» **GIVEN REQUEST**
Copy the rows below word for word, starting at the line with "album-cell[interactable]: 免费 25 <box>494 659" and ending at the line with "image-count-badge: 16 <box>500", with both of those lines included.

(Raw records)
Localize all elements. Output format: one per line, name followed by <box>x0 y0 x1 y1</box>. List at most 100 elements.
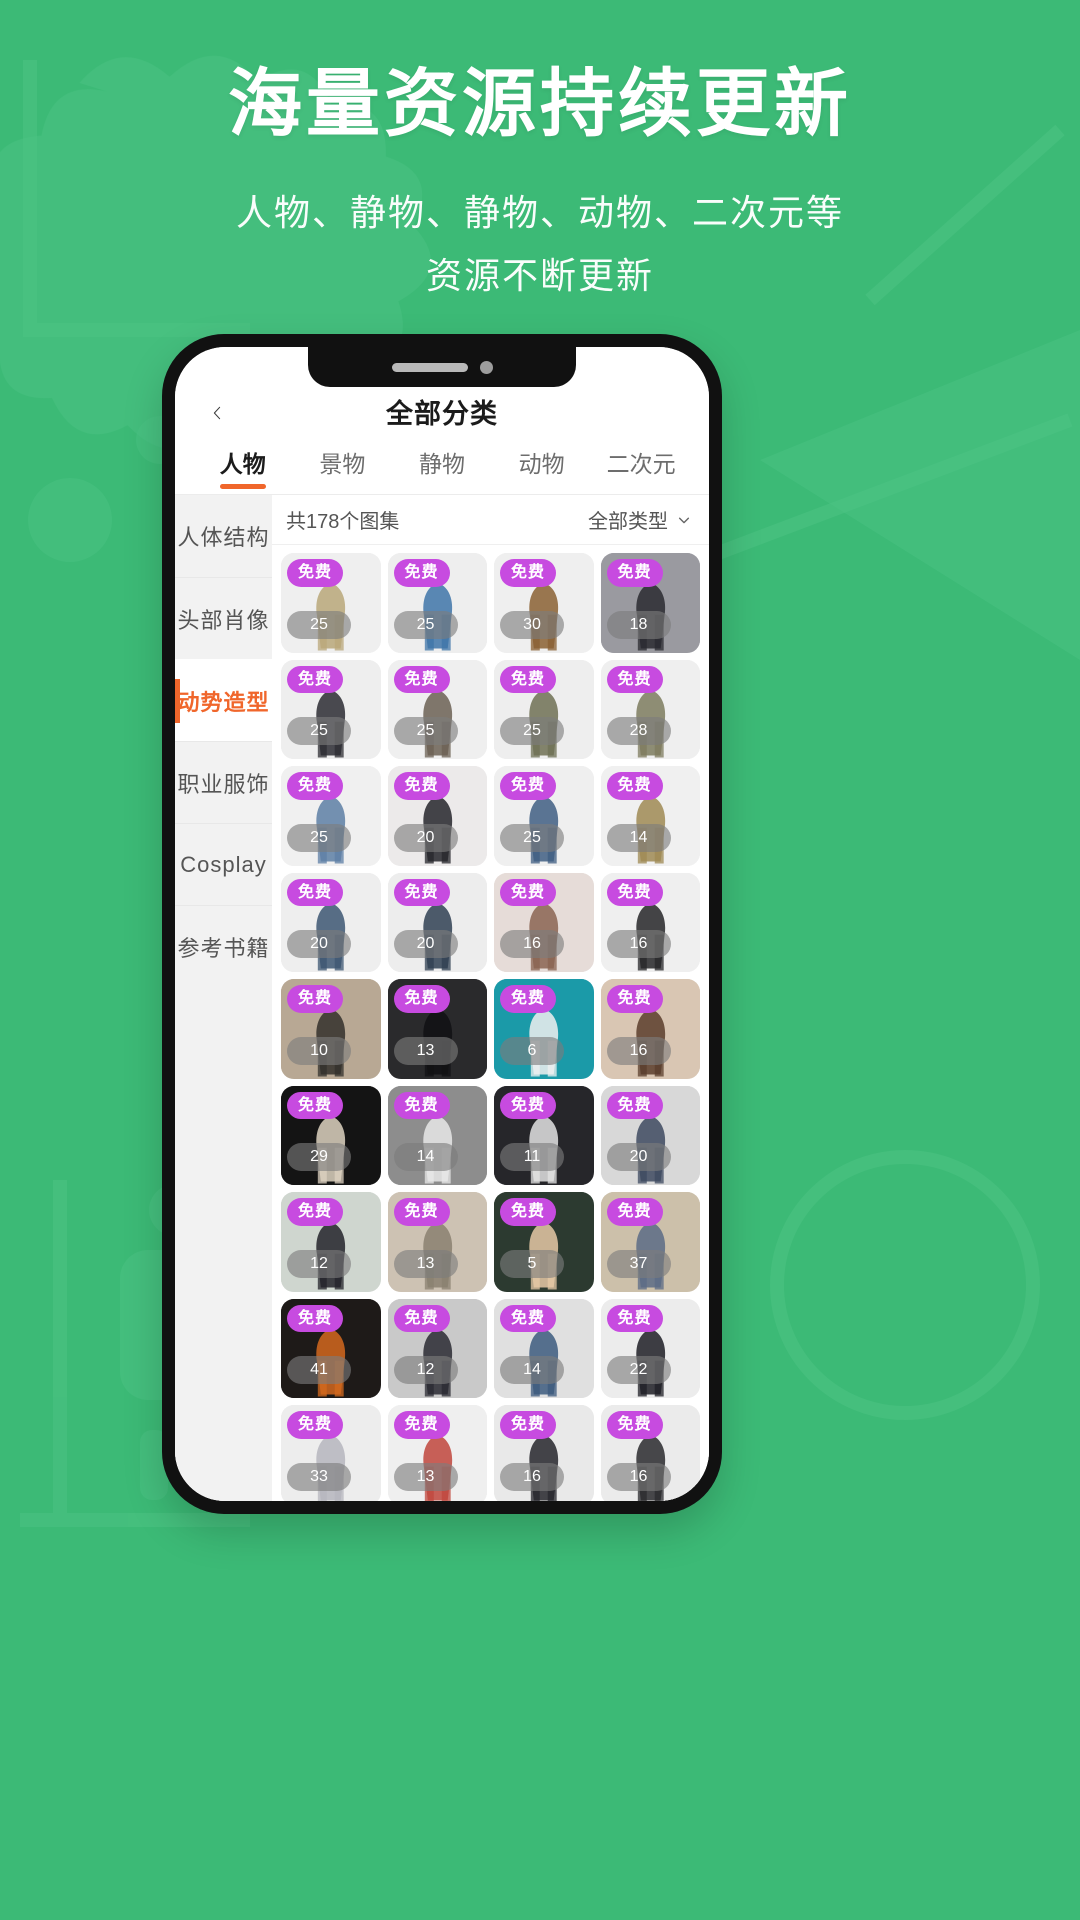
album-cell[interactable]: 免费 25 <box>494 659 594 759</box>
image-count-badge: 16 <box>606 930 671 958</box>
image-count-badge: 25 <box>287 823 351 852</box>
album-cell[interactable]: 免费 20 <box>600 1085 700 1185</box>
album-cell[interactable]: 免费 16 <box>494 1405 594 1501</box>
sidebar-item-cosplay[interactable]: Cosplay <box>175 823 272 905</box>
image-count-badge: 16 <box>500 930 564 958</box>
speaker-icon <box>391 362 468 372</box>
album-cell[interactable]: 免费 5 <box>494 1192 594 1292</box>
free-badge: 免费 <box>500 1091 557 1120</box>
image-count-badge: 41 <box>287 1356 351 1384</box>
type-filter-dropdown[interactable]: 全部类型 <box>588 505 691 534</box>
album-cell[interactable]: 免费 41 <box>281 1298 381 1398</box>
album-cell[interactable]: 免费 25 <box>281 553 381 653</box>
album-cell[interactable]: 免费 16 <box>600 979 700 1079</box>
album-cell[interactable]: 免费 30 <box>494 553 594 653</box>
album-cell[interactable]: 免费 18 <box>600 553 700 653</box>
album-cell[interactable]: 免费 12 <box>281 1192 381 1292</box>
camera-icon <box>479 360 493 374</box>
album-cell[interactable]: 免费 33 <box>281 1405 381 1501</box>
free-badge: 免费 <box>606 665 663 694</box>
image-count-badge: 29 <box>287 1143 351 1171</box>
album-cell[interactable]: 免费 37 <box>600 1192 700 1292</box>
free-badge: 免费 <box>500 665 557 694</box>
free-badge: 免费 <box>606 559 663 587</box>
album-cell[interactable]: 免费 16 <box>494 872 594 972</box>
image-count-badge: 33 <box>287 1462 351 1491</box>
album-cell[interactable]: 免费 20 <box>281 872 381 972</box>
phone-notch <box>308 347 576 387</box>
image-count-badge: 16 <box>606 1462 671 1491</box>
album-cell[interactable]: 免费 13 <box>387 1192 487 1292</box>
album-cell[interactable]: 免费 11 <box>494 1085 594 1185</box>
free-badge: 免费 <box>393 1198 450 1226</box>
tab-renwu[interactable]: 人物 <box>193 443 293 479</box>
tab-jingwu2[interactable]: 静物 <box>392 443 492 479</box>
image-count-badge: 25 <box>393 717 458 745</box>
free-badge: 免费 <box>606 1304 663 1333</box>
image-count-badge: 11 <box>500 1143 564 1171</box>
album-cell[interactable]: 免费 12 <box>387 1298 487 1398</box>
sidebar-item-reference-books[interactable]: 参考书籍 <box>175 905 272 987</box>
album-cell[interactable]: 免费 13 <box>387 1405 487 1501</box>
free-badge: 免费 <box>606 878 663 907</box>
image-count-badge: 14 <box>500 1356 564 1384</box>
album-cell[interactable]: 免费 6 <box>494 979 594 1079</box>
tab-jingwu[interactable]: 景物 <box>293 443 393 479</box>
album-cell[interactable]: 免费 25 <box>494 766 594 866</box>
album-cell[interactable]: 免费 16 <box>600 1405 700 1501</box>
hero-subtitle-line-2: 资源不断更新 <box>425 254 654 296</box>
sidebar-item-human-structure[interactable]: 人体结构 <box>175 495 272 577</box>
free-badge: 免费 <box>606 1411 663 1439</box>
image-count-badge: 25 <box>500 717 564 745</box>
album-cell[interactable]: 免费 25 <box>387 659 487 759</box>
album-cell[interactable]: 免费 28 <box>600 659 700 759</box>
free-badge: 免费 <box>606 1091 663 1120</box>
album-cell[interactable]: 免费 20 <box>387 766 487 866</box>
image-count-badge: 25 <box>393 610 458 639</box>
free-badge: 免费 <box>500 1198 557 1226</box>
type-filter-label: 全部类型 <box>588 511 668 533</box>
image-count-badge: 37 <box>606 1249 671 1278</box>
image-count-badge: 20 <box>606 1143 671 1171</box>
hero-section: 海量资源持续更新 人物、静物、静物、动物、二次元等 资源不断更新 <box>0 0 1080 307</box>
image-count-badge: 10 <box>287 1036 351 1065</box>
back-button[interactable] <box>197 393 237 433</box>
album-cell[interactable]: 免费 13 <box>387 979 487 1079</box>
album-cell[interactable]: 免费 29 <box>281 1085 381 1185</box>
free-badge: 免费 <box>606 1198 663 1226</box>
free-badge: 免费 <box>287 665 344 694</box>
phone-screen: 全部分类 人物 景物 静物 动物 二次元 人体结构 头部肖像 动势造型 职业服饰… <box>175 347 709 1501</box>
free-badge: 免费 <box>393 1091 450 1120</box>
album-cell[interactable]: 免费 25 <box>281 766 381 866</box>
sidebar-item-dynamic-pose[interactable]: 动势造型 <box>175 659 272 741</box>
album-cell[interactable]: 免费 10 <box>281 979 381 1079</box>
image-count-badge: 20 <box>393 823 458 852</box>
album-cell[interactable]: 免费 14 <box>494 1298 594 1398</box>
free-badge: 免费 <box>287 878 344 907</box>
free-badge: 免费 <box>287 1304 344 1333</box>
album-cell[interactable]: 免费 16 <box>600 872 700 972</box>
sidebar-item-occupational-attire[interactable]: 职业服饰 <box>175 741 272 823</box>
tab-dongwu[interactable]: 动物 <box>492 443 592 479</box>
page-title: 海量资源持续更新 <box>228 62 852 145</box>
free-badge: 免费 <box>500 559 557 587</box>
free-badge: 免费 <box>287 1411 344 1439</box>
tab-erciyuan[interactable]: 二次元 <box>591 443 691 479</box>
sidebar-item-head-portrait[interactable]: 头部肖像 <box>175 577 272 659</box>
album-cell[interactable]: 免费 14 <box>387 1085 487 1185</box>
free-badge: 免费 <box>393 1304 450 1333</box>
image-count-badge: 25 <box>500 823 564 852</box>
album-cell[interactable]: 免费 22 <box>600 1298 700 1398</box>
album-cell[interactable]: 免费 25 <box>387 553 487 653</box>
free-badge: 免费 <box>393 665 450 694</box>
image-count-badge: 20 <box>393 930 458 958</box>
free-badge: 免费 <box>287 559 344 587</box>
image-count-badge: 22 <box>606 1356 671 1384</box>
image-count-badge: 13 <box>393 1036 458 1065</box>
album-cell[interactable]: 免费 14 <box>600 766 700 866</box>
album-cell[interactable]: 免费 25 <box>281 659 381 759</box>
image-count-badge: 25 <box>287 610 351 639</box>
image-count-badge: 25 <box>287 717 351 745</box>
free-badge: 免费 <box>287 772 344 800</box>
album-cell[interactable]: 免费 20 <box>387 872 487 972</box>
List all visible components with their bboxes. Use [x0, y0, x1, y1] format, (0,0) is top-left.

» **ANSWER IN FULL**
album-cell[interactable]: 免费 25 <box>494 659 594 759</box>
image-count-badge: 16 <box>606 930 671 958</box>
image-count-badge: 25 <box>287 823 351 852</box>
album-cell[interactable]: 免费 20 <box>600 1085 700 1185</box>
album-cell[interactable]: 免费 16 <box>494 1405 594 1501</box>
sidebar-item-cosplay[interactable]: Cosplay <box>175 823 272 905</box>
image-count-badge: 16 <box>500 930 564 958</box>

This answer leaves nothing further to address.